__Short problem__
Each line of the data that includes the string "DELECAUT" is to be copied out.
-- Start Exercise inputs --
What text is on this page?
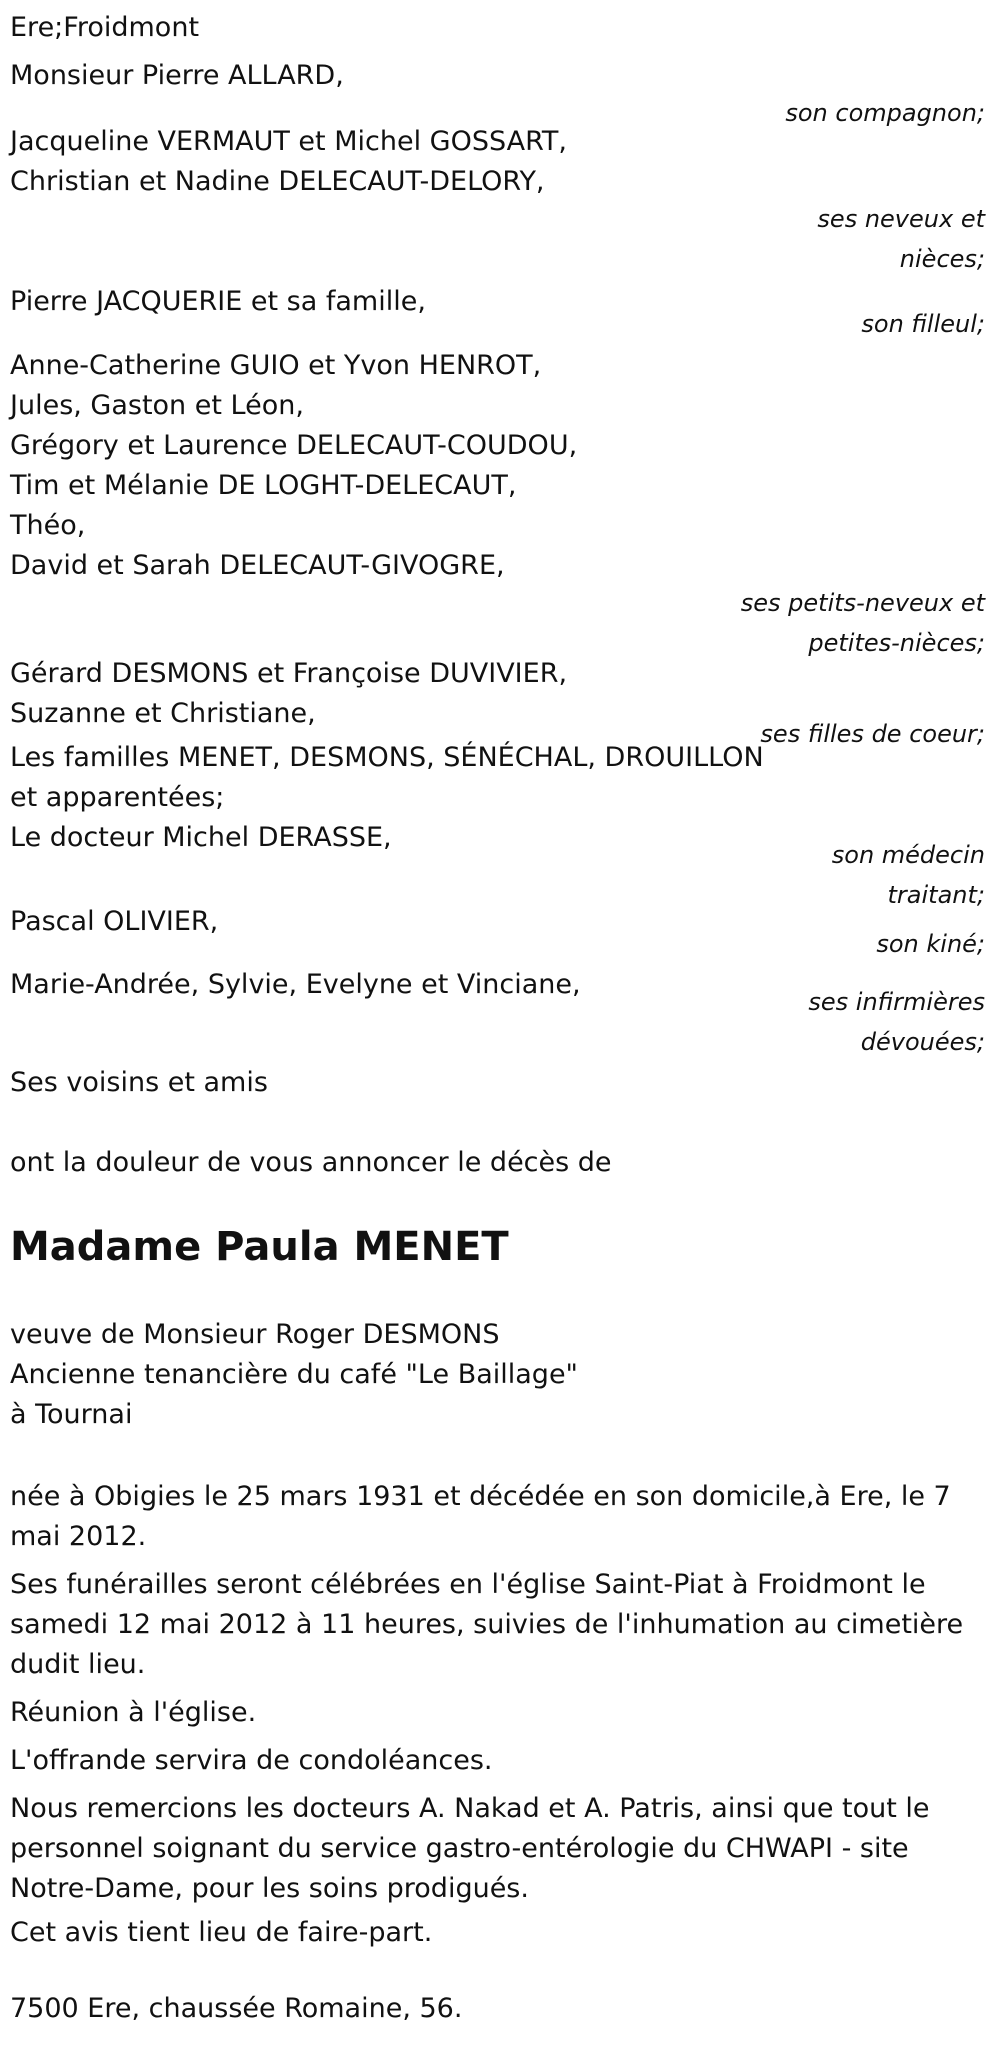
Ere;Froidmont
Monsieur Pierre ALLARD,
son compagnon;
Jacqueline VERMAUT et Michel GOSSART,
Christian et Nadine DELECAUT-DELORY,
ses neveux et
nièces;
Pierre JACQUERIE et sa famille,
son filleul;
Anne-Catherine GUIO et Yvon HENROT,
Jules, Gaston et Léon,
Grégory et Laurence DELECAUT-COUDOU,
Tim et Mélanie DE LOGHT-DELECAUT,
Théo,
David et Sarah DELECAUT-GIVOGRE,
ses petits-neveux et
petites-nièces;
Gérard DESMONS et Françoise DUVIVIER,
Suzanne et Christiane,
ses filles de coeur;
Les familles MENET, DESMONS, SÉNÉCHAL, DROUILLON
et apparentées;
Le docteur Michel DERASSE,
son médecin
traitant;
Pascal OLIVIER,
son kiné;
Marie-Andrée, Sylvie, Evelyne et Vinciane,
ses infirmières
dévouées;
Ses voisins et amis
ont la douleur de vous annoncer le décès de
Madame Paula MENET
veuve de Monsieur Roger DESMONS
Ancienne tenancière du café "Le Baillage"
à Tournai
née à Obigies le 25 mars 1931 et décédée en son domicile,à Ere, le 7 mai 2012.
Ses funérailles seront célébrées en l'église Saint-Piat à Froidmont le samedi 12 mai 2012 à 11 heures, suivies de l'inhumation au cimetière dudit lieu.
Réunion à l'église.
L'offrande servira de condoléances.
Nous remercions les docteurs A. Nakad et A. Patris, ainsi que tout le personnel soignant du service gastro-entérologie du CHWAPI - site Notre-Dame, pour les soins prodigués.
Cet avis tient lieu de faire-part.
7500 Ere, chaussée Romaine, 56.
-- End Exercise inputs --
__Problem solution__
Christian et Nadine DELECAUT-DELORY,
Grégory et Laurence DELECAUT-COUDOU,
Tim et Mélanie DE LOGHT-DELECAUT,
David et Sarah DELECAUT-GIVOGRE,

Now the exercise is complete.